Extracted data entries:
%%
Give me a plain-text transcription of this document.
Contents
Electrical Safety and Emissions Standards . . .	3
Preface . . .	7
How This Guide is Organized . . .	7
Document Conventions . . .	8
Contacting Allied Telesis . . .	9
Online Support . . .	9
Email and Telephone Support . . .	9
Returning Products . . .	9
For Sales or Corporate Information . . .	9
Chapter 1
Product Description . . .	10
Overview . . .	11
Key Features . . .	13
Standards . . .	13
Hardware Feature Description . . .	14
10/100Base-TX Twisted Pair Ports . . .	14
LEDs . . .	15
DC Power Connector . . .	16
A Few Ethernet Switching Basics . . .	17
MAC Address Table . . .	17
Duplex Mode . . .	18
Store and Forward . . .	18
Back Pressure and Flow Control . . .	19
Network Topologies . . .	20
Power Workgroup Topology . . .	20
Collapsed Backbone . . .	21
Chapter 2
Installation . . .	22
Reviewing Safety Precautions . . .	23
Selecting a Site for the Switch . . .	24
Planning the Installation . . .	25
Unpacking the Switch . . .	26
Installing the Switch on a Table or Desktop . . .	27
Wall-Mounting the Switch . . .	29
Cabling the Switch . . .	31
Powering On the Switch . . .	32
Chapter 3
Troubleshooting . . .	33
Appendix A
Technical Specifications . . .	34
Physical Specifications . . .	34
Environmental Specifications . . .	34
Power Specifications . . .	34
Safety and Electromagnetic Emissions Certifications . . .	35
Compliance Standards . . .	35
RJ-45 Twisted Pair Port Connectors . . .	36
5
%%
What you have to do:
Print the listing above in full, exactly as it is.

Solution to this exercise:
Give me a plain-text transcription of this document.
Contents
Electrical Safety and Emissions Standards . . .	3
Preface . . .	7
How This Guide is Organized . . .	7
Document Conventions . . .	8
Contacting Allied Telesis . . .	9
Online Support . . .	9
Email and Telephone Support . . .	9
Returning Products . . .	9
For Sales or Corporate Information . . .	9
Chapter 1
Product Description . . .	10
Overview . . .	11
Key Features . . .	13
Standards . . .	13
Hardware Feature Description . . .	14
10/100Base-TX Twisted Pair Ports . . .	14
LEDs . . .	15
DC Power Connector . . .	16
A Few Ethernet Switching Basics . . .	17
MAC Address Table . . .	17
Duplex Mode . . .	18
Store and Forward . . .	18
Back Pressure and Flow Control . . .	19
Network Topologies . . .	20
Power Workgroup Topology . . .	20
Collapsed Backbone . . .	21
Chapter 2
Installation . . .	22
Reviewing Safety Precautions . . .	23
Selecting a Site for the Switch . . .	24
Planning the Installation . . .	25
Unpacking the Switch . . .	26
Installing the Switch on a Table or Desktop . . .	27
Wall-Mounting the Switch . . .	29
Cabling the Switch . . .	31
Powering On the Switch . . .	32
Chapter 3
Troubleshooting . . .	33
Appendix A
Technical Specifications . . .	34
Physical Specifications . . .	34
Environmental Specifications . . .	34
Power Specifications . . .	34
Safety and Electromagnetic Emissions Certifications . . .	35
Compliance Standards . . .	35
RJ-45 Twisted Pair Port Connectors . . .	36
5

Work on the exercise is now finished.